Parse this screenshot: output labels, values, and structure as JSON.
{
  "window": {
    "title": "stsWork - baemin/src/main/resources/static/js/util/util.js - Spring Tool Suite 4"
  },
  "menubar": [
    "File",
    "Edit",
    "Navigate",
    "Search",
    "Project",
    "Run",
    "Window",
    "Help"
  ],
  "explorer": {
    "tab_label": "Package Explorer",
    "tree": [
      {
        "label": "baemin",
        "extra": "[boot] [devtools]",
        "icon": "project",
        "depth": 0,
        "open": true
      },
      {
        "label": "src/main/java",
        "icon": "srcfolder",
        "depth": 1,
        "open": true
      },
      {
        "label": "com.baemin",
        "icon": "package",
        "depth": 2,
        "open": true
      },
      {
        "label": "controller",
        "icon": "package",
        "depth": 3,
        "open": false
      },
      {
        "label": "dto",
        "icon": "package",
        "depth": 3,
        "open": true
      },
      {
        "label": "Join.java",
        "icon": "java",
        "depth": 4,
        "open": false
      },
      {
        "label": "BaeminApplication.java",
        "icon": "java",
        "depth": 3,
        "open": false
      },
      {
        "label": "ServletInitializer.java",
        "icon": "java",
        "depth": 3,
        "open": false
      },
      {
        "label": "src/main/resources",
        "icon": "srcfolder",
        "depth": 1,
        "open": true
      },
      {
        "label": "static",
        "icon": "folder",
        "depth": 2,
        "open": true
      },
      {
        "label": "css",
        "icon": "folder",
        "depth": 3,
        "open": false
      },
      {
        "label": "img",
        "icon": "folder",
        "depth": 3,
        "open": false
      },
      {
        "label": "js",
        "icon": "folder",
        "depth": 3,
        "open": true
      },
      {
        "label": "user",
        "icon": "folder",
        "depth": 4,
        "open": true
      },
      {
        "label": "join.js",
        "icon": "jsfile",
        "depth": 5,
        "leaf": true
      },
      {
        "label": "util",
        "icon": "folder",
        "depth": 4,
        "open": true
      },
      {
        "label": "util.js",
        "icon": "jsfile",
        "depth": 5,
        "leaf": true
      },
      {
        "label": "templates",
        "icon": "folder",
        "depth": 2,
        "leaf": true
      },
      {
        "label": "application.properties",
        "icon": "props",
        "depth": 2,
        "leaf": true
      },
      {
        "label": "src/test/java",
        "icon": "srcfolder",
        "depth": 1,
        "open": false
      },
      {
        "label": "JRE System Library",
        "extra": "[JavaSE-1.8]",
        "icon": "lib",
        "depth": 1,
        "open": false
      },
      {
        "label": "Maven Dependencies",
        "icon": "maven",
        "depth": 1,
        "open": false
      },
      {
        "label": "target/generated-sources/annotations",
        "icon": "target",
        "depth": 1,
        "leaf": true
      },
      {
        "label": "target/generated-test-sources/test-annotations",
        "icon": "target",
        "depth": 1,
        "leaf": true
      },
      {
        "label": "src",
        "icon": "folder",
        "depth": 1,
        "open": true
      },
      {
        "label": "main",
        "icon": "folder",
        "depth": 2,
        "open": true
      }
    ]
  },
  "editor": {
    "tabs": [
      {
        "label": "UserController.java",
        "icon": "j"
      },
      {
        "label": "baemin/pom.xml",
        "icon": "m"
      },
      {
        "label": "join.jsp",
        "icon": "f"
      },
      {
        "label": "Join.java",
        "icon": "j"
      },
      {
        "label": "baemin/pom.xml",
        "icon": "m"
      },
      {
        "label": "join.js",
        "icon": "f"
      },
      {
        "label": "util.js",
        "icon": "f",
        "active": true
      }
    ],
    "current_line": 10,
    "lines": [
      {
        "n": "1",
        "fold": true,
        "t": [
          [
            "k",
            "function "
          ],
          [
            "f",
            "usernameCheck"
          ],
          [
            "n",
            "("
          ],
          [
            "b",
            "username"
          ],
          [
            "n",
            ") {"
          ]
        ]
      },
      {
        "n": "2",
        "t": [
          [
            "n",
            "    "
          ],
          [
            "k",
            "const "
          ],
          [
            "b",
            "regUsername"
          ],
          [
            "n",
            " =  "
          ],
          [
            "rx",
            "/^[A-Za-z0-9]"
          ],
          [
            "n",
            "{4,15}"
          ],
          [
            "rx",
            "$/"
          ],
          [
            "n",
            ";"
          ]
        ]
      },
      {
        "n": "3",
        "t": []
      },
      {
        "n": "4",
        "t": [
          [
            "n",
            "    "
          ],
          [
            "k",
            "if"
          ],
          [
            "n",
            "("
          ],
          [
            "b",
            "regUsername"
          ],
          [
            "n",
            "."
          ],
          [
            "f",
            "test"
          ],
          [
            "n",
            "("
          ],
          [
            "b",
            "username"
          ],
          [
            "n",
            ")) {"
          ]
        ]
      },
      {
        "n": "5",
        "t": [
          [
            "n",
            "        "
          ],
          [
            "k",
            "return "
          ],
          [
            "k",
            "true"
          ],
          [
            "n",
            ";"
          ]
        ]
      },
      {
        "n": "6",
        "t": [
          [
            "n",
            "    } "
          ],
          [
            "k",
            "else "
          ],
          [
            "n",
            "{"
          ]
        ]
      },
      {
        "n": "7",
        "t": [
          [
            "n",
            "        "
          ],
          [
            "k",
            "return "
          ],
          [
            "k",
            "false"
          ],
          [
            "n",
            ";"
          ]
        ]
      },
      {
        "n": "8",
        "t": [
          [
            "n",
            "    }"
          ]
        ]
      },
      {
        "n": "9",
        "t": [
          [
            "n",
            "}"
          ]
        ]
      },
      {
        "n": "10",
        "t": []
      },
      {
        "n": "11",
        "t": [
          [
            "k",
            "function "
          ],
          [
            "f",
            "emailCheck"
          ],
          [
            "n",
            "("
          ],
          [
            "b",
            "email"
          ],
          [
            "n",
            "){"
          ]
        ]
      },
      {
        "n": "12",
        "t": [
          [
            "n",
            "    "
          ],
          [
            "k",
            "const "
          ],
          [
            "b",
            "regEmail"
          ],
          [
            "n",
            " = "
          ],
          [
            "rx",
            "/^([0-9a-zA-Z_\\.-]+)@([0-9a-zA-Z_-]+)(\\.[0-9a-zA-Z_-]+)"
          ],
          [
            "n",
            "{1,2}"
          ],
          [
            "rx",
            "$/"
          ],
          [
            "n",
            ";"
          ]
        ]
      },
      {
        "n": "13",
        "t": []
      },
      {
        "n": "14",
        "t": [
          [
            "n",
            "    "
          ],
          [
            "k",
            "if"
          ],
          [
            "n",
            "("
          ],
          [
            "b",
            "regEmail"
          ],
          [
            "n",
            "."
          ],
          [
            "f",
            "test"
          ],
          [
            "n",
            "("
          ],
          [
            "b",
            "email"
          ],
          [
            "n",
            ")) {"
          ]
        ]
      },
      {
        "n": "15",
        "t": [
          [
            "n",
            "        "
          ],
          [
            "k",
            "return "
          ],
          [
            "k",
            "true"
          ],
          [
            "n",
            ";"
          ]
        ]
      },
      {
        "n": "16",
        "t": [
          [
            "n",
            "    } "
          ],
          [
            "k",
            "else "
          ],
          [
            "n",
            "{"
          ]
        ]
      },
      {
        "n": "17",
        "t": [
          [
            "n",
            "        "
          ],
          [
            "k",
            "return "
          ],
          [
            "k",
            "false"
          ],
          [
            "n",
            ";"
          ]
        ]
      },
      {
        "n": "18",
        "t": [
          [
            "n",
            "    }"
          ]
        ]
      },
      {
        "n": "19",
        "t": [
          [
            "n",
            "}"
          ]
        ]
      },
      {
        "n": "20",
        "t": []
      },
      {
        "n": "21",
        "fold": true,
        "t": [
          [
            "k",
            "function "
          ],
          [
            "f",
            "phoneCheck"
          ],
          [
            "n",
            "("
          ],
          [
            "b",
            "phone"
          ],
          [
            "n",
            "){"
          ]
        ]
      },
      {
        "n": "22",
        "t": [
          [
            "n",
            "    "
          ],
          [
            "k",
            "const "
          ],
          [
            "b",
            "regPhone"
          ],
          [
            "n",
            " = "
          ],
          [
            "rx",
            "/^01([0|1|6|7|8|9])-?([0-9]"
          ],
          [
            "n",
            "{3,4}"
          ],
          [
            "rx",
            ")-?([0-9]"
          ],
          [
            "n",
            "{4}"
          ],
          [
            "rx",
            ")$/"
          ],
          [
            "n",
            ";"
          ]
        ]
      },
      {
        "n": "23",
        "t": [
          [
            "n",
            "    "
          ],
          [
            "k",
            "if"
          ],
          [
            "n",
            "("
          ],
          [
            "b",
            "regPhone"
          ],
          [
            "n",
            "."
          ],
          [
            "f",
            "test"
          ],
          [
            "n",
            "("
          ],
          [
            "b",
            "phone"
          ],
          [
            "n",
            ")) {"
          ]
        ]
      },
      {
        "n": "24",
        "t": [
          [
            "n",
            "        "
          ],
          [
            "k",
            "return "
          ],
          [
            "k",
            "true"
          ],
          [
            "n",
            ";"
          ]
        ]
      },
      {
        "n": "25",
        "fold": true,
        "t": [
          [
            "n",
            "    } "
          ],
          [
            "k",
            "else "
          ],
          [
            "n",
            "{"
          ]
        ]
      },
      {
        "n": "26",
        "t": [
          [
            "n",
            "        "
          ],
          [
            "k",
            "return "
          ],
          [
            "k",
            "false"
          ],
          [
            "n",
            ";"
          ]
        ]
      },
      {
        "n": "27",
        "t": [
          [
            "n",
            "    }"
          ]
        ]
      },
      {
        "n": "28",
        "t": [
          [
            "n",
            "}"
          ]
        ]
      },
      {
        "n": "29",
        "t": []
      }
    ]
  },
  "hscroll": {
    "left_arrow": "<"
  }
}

# # # # #

Tally the lines in the records above that contain the word "util", and give only that number.

4